### EXCERPTED DATA ###
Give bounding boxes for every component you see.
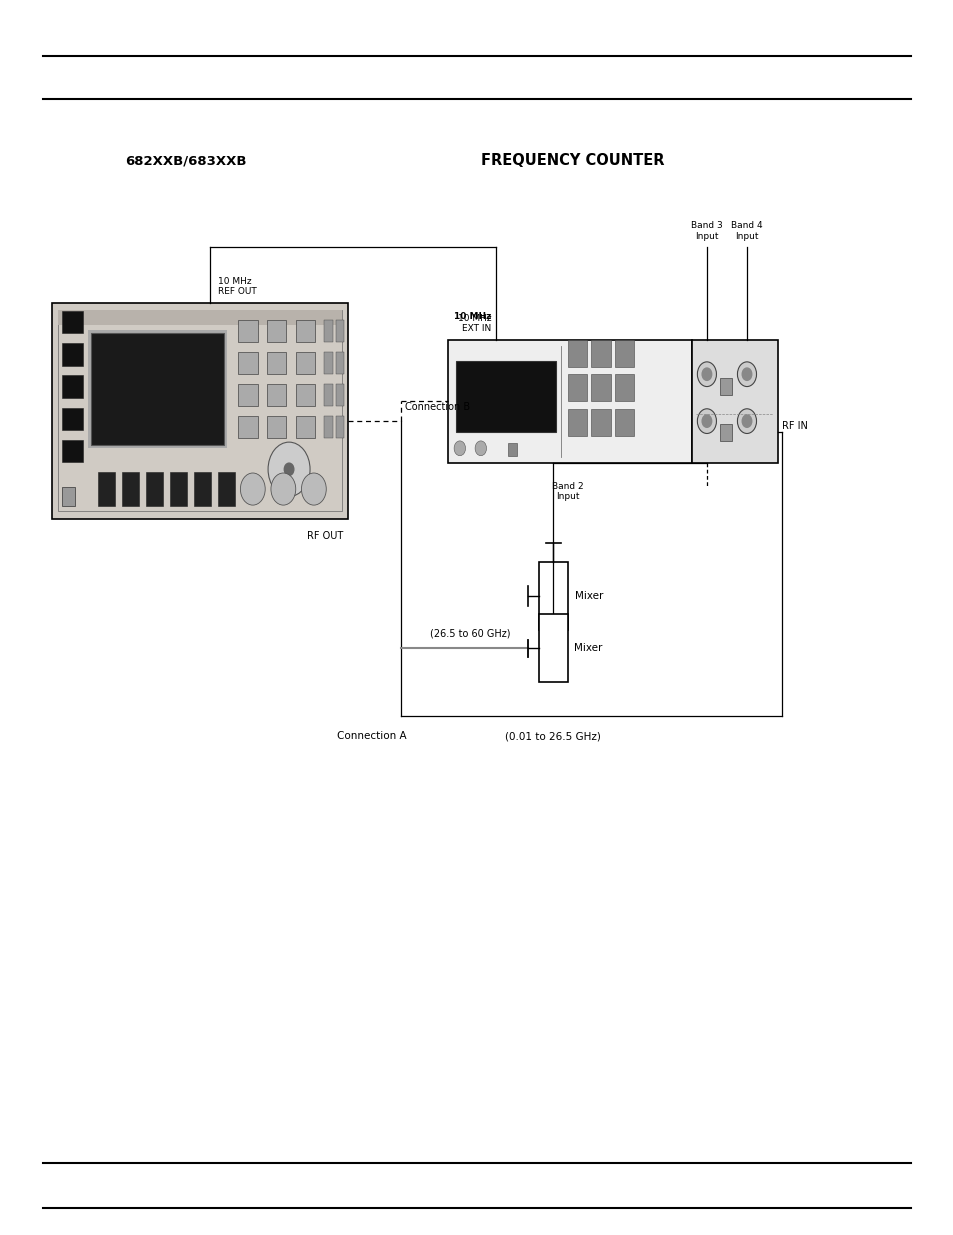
Text: 10 MHz: 10 MHz xyxy=(454,312,491,321)
Bar xyxy=(720,378,731,395)
Bar xyxy=(295,384,314,406)
Bar xyxy=(538,562,567,630)
Bar xyxy=(615,409,634,436)
Circle shape xyxy=(701,368,711,380)
Bar xyxy=(295,352,314,374)
Bar xyxy=(217,472,234,506)
Bar xyxy=(193,472,211,506)
Bar xyxy=(335,384,344,406)
Bar xyxy=(591,409,610,436)
Text: Band 3
Input: Band 3 Input xyxy=(690,221,722,241)
Circle shape xyxy=(284,463,294,475)
Bar xyxy=(507,443,517,456)
Bar xyxy=(567,340,586,367)
Bar xyxy=(122,472,139,506)
Circle shape xyxy=(271,473,295,505)
Circle shape xyxy=(454,441,465,456)
Circle shape xyxy=(701,415,711,427)
Bar xyxy=(267,352,286,374)
Bar xyxy=(567,409,586,436)
Bar xyxy=(58,310,342,325)
Bar xyxy=(267,384,286,406)
Text: 682XXB/683XXB: 682XXB/683XXB xyxy=(125,154,247,167)
Bar xyxy=(335,352,344,374)
Bar xyxy=(62,440,83,462)
Bar xyxy=(691,340,777,463)
Circle shape xyxy=(741,415,751,427)
Bar xyxy=(456,361,556,432)
Bar xyxy=(591,374,610,401)
Bar xyxy=(615,340,634,367)
Bar xyxy=(98,472,115,506)
Circle shape xyxy=(268,442,310,496)
Circle shape xyxy=(697,362,716,387)
Bar xyxy=(52,303,348,519)
Bar xyxy=(58,310,342,511)
Bar xyxy=(538,615,567,683)
Bar xyxy=(295,320,314,342)
Bar xyxy=(146,472,163,506)
Text: 10 MHz
REF OUT: 10 MHz REF OUT xyxy=(217,277,256,296)
Bar xyxy=(238,416,257,438)
Bar xyxy=(62,343,83,366)
Bar xyxy=(591,340,610,367)
Bar xyxy=(91,333,224,445)
Bar xyxy=(324,416,333,438)
Bar xyxy=(324,352,333,374)
Bar xyxy=(88,330,227,448)
Text: Band 4
Input: Band 4 Input xyxy=(730,221,762,241)
Circle shape xyxy=(697,409,716,433)
Bar xyxy=(238,352,257,374)
Text: Connection A: Connection A xyxy=(337,731,406,741)
Bar xyxy=(335,320,344,342)
Text: Connection B: Connection B xyxy=(405,401,470,411)
Circle shape xyxy=(741,368,751,380)
Bar xyxy=(62,311,83,333)
Bar xyxy=(62,487,75,506)
Bar xyxy=(62,408,83,430)
Bar xyxy=(238,320,257,342)
Text: Band 2
Input: Band 2 Input xyxy=(551,482,583,501)
Bar xyxy=(267,320,286,342)
Circle shape xyxy=(301,473,326,505)
Bar xyxy=(448,340,691,463)
Text: Mixer: Mixer xyxy=(574,643,602,653)
Bar xyxy=(720,424,731,441)
Text: RF OUT: RF OUT xyxy=(307,531,343,541)
Bar xyxy=(295,416,314,438)
Bar xyxy=(324,384,333,406)
Bar xyxy=(324,320,333,342)
Circle shape xyxy=(737,362,756,387)
Text: Mixer: Mixer xyxy=(575,590,603,601)
Text: FREQUENCY COUNTER: FREQUENCY COUNTER xyxy=(480,153,663,168)
Circle shape xyxy=(475,441,486,456)
Bar xyxy=(170,472,187,506)
Circle shape xyxy=(240,473,265,505)
Text: (26.5 to 60 GHz): (26.5 to 60 GHz) xyxy=(429,629,510,638)
Text: 10 MHz
EXT IN: 10 MHz EXT IN xyxy=(457,314,491,333)
Bar xyxy=(615,374,634,401)
Bar xyxy=(238,384,257,406)
Bar xyxy=(267,416,286,438)
Bar xyxy=(62,375,83,398)
Circle shape xyxy=(737,409,756,433)
Text: RF IN: RF IN xyxy=(781,421,807,431)
Bar xyxy=(567,374,586,401)
Text: (0.01 to 26.5 GHz): (0.01 to 26.5 GHz) xyxy=(505,731,600,741)
Bar xyxy=(335,416,344,438)
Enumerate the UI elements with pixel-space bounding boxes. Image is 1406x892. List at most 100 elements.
###
■ SHORT EXERCISE ■
Copy out the listing above line for line, without any changes, and leave out the pictures.

■ TASK ANSWER ■
Give bounding boxes for every component you see.
Text: 10 MHz: 10 MHz xyxy=(454,312,491,321)
Bar xyxy=(720,378,731,395)
Bar xyxy=(295,384,314,406)
Bar xyxy=(538,562,567,630)
Bar xyxy=(615,409,634,436)
Circle shape xyxy=(701,368,711,380)
Bar xyxy=(295,352,314,374)
Bar xyxy=(217,472,234,506)
Bar xyxy=(193,472,211,506)
Bar xyxy=(335,384,344,406)
Bar xyxy=(591,409,610,436)
Text: Band 3
Input: Band 3 Input xyxy=(690,221,722,241)
Circle shape xyxy=(284,463,294,475)
Bar xyxy=(507,443,517,456)
Bar xyxy=(567,340,586,367)
Bar xyxy=(122,472,139,506)
Circle shape xyxy=(271,473,295,505)
Circle shape xyxy=(454,441,465,456)
Circle shape xyxy=(701,415,711,427)
Bar xyxy=(267,352,286,374)
Bar xyxy=(567,409,586,436)
Bar xyxy=(58,310,342,325)
Bar xyxy=(267,384,286,406)
Text: 682XXB/683XXB: 682XXB/683XXB xyxy=(125,154,247,167)
Bar xyxy=(335,352,344,374)
Bar xyxy=(62,440,83,462)
Bar xyxy=(691,340,777,463)
Circle shape xyxy=(741,415,751,427)
Bar xyxy=(456,361,556,432)
Bar xyxy=(591,374,610,401)
Bar xyxy=(615,340,634,367)
Bar xyxy=(98,472,115,506)
Circle shape xyxy=(268,442,310,496)
Circle shape xyxy=(697,362,716,387)
Bar xyxy=(52,303,348,519)
Bar xyxy=(58,310,342,511)
Bar xyxy=(538,615,567,683)
Bar xyxy=(295,320,314,342)
Bar xyxy=(146,472,163,506)
Text: 10 MHz
REF OUT: 10 MHz REF OUT xyxy=(217,277,256,296)
Bar xyxy=(238,416,257,438)
Bar xyxy=(62,343,83,366)
Bar xyxy=(591,340,610,367)
Bar xyxy=(91,333,224,445)
Bar xyxy=(324,416,333,438)
Bar xyxy=(324,352,333,374)
Bar xyxy=(88,330,227,448)
Text: Band 4
Input: Band 4 Input xyxy=(730,221,762,241)
Circle shape xyxy=(697,409,716,433)
Bar xyxy=(238,352,257,374)
Text: Connection A: Connection A xyxy=(337,731,406,741)
Bar xyxy=(335,320,344,342)
Text: Connection B: Connection B xyxy=(405,401,470,411)
Circle shape xyxy=(741,368,751,380)
Bar xyxy=(62,311,83,333)
Bar xyxy=(62,487,75,506)
Bar xyxy=(62,408,83,430)
Bar xyxy=(238,320,257,342)
Text: Band 2
Input: Band 2 Input xyxy=(551,482,583,501)
Bar xyxy=(267,320,286,342)
Circle shape xyxy=(301,473,326,505)
Bar xyxy=(448,340,691,463)
Text: Mixer: Mixer xyxy=(574,643,602,653)
Bar xyxy=(720,424,731,441)
Text: RF OUT: RF OUT xyxy=(307,531,343,541)
Bar xyxy=(295,416,314,438)
Bar xyxy=(324,384,333,406)
Bar xyxy=(324,320,333,342)
Circle shape xyxy=(737,362,756,387)
Text: Mixer: Mixer xyxy=(575,590,603,601)
Text: FREQUENCY COUNTER: FREQUENCY COUNTER xyxy=(480,153,663,168)
Circle shape xyxy=(475,441,486,456)
Bar xyxy=(170,472,187,506)
Circle shape xyxy=(240,473,265,505)
Text: (26.5 to 60 GHz): (26.5 to 60 GHz) xyxy=(429,629,510,638)
Text: 10 MHz
EXT IN: 10 MHz EXT IN xyxy=(457,314,491,333)
Bar xyxy=(615,374,634,401)
Bar xyxy=(238,384,257,406)
Bar xyxy=(267,416,286,438)
Bar xyxy=(62,375,83,398)
Circle shape xyxy=(737,409,756,433)
Text: RF IN: RF IN xyxy=(781,421,807,431)
Bar xyxy=(567,374,586,401)
Text: (0.01 to 26.5 GHz): (0.01 to 26.5 GHz) xyxy=(505,731,600,741)
Bar xyxy=(335,416,344,438)
Enumerate the UI elements with pixel-space bounding boxes. Image is 1406x892. List at most 100 elements.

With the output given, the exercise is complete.